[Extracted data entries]

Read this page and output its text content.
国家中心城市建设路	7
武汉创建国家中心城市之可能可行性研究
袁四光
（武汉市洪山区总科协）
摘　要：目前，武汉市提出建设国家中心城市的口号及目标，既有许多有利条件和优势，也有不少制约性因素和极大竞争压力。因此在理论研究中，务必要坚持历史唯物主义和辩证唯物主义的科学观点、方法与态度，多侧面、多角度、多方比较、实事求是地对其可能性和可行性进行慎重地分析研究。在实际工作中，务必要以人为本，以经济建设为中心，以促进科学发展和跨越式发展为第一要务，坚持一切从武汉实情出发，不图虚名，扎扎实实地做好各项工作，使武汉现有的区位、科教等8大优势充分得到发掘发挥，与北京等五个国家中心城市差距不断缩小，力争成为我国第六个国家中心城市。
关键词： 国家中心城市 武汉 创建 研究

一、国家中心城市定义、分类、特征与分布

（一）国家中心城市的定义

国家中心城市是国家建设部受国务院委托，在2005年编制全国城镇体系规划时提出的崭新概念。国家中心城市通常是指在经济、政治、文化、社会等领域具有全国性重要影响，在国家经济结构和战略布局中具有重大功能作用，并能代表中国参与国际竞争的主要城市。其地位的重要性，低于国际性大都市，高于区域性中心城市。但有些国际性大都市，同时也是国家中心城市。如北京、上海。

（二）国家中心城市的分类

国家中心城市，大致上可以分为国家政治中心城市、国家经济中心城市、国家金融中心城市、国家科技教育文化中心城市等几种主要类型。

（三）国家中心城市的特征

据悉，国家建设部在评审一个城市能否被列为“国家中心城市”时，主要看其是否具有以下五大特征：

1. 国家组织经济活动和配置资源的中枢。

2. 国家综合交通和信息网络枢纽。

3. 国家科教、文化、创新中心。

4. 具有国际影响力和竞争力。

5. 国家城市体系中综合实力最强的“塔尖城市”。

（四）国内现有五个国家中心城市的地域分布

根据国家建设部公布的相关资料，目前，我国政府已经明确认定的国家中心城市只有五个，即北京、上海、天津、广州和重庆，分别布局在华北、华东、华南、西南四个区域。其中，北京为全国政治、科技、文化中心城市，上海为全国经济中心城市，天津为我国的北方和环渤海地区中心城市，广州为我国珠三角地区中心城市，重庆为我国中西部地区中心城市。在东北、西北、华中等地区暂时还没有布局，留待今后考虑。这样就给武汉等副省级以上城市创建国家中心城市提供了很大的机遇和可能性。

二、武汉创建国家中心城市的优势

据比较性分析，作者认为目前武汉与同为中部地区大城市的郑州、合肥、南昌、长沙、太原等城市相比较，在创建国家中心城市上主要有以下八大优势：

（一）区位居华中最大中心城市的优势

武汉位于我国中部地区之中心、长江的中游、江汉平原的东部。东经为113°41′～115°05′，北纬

Set problem: Reproduce all of the data exactly as given.

Response below:
Read this page and output its text content.
国家中心城市建设路	7
武汉创建国家中心城市之可能可行性研究
袁四光
（武汉市洪山区总科协）
摘　要：目前，武汉市提出建设国家中心城市的口号及目标，既有许多有利条件和优势，也有不少制约性因素和极大竞争压力。因此在理论研究中，务必要坚持历史唯物主义和辩证唯物主义的科学观点、方法与态度，多侧面、多角度、多方比较、实事求是地对其可能性和可行性进行慎重地分析研究。在实际工作中，务必要以人为本，以经济建设为中心，以促进科学发展和跨越式发展为第一要务，坚持一切从武汉实情出发，不图虚名，扎扎实实地做好各项工作，使武汉现有的区位、科教等8大优势充分得到发掘发挥，与北京等五个国家中心城市差距不断缩小，力争成为我国第六个国家中心城市。
关键词： 国家中心城市 武汉 创建 研究

一、国家中心城市定义、分类、特征与分布

（一）国家中心城市的定义

国家中心城市是国家建设部受国务院委托，在2005年编制全国城镇体系规划时提出的崭新概念。国家中心城市通常是指在经济、政治、文化、社会等领域具有全国性重要影响，在国家经济结构和战略布局中具有重大功能作用，并能代表中国参与国际竞争的主要城市。其地位的重要性，低于国际性大都市，高于区域性中心城市。但有些国际性大都市，同时也是国家中心城市。如北京、上海。

（二）国家中心城市的分类

国家中心城市，大致上可以分为国家政治中心城市、国家经济中心城市、国家金融中心城市、国家科技教育文化中心城市等几种主要类型。

（三）国家中心城市的特征

据悉，国家建设部在评审一个城市能否被列为“国家中心城市”时，主要看其是否具有以下五大特征：

1. 国家组织经济活动和配置资源的中枢。

2. 国家综合交通和信息网络枢纽。

3. 国家科教、文化、创新中心。

4. 具有国际影响力和竞争力。

5. 国家城市体系中综合实力最强的“塔尖城市”。

（四）国内现有五个国家中心城市的地域分布

根据国家建设部公布的相关资料，目前，我国政府已经明确认定的国家中心城市只有五个，即北京、上海、天津、广州和重庆，分别布局在华北、华东、华南、西南四个区域。其中，北京为全国政治、科技、文化中心城市，上海为全国经济中心城市，天津为我国的北方和环渤海地区中心城市，广州为我国珠三角地区中心城市，重庆为我国中西部地区中心城市。在东北、西北、华中等地区暂时还没有布局，留待今后考虑。这样就给武汉等副省级以上城市创建国家中心城市提供了很大的机遇和可能性。

二、武汉创建国家中心城市的优势

据比较性分析，作者认为目前武汉与同为中部地区大城市的郑州、合肥、南昌、长沙、太原等城市相比较，在创建国家中心城市上主要有以下八大优势：

（一）区位居华中最大中心城市的优势

武汉位于我国中部地区之中心、长江的中游、江汉平原的东部。东经为113°41′～115°05′，北纬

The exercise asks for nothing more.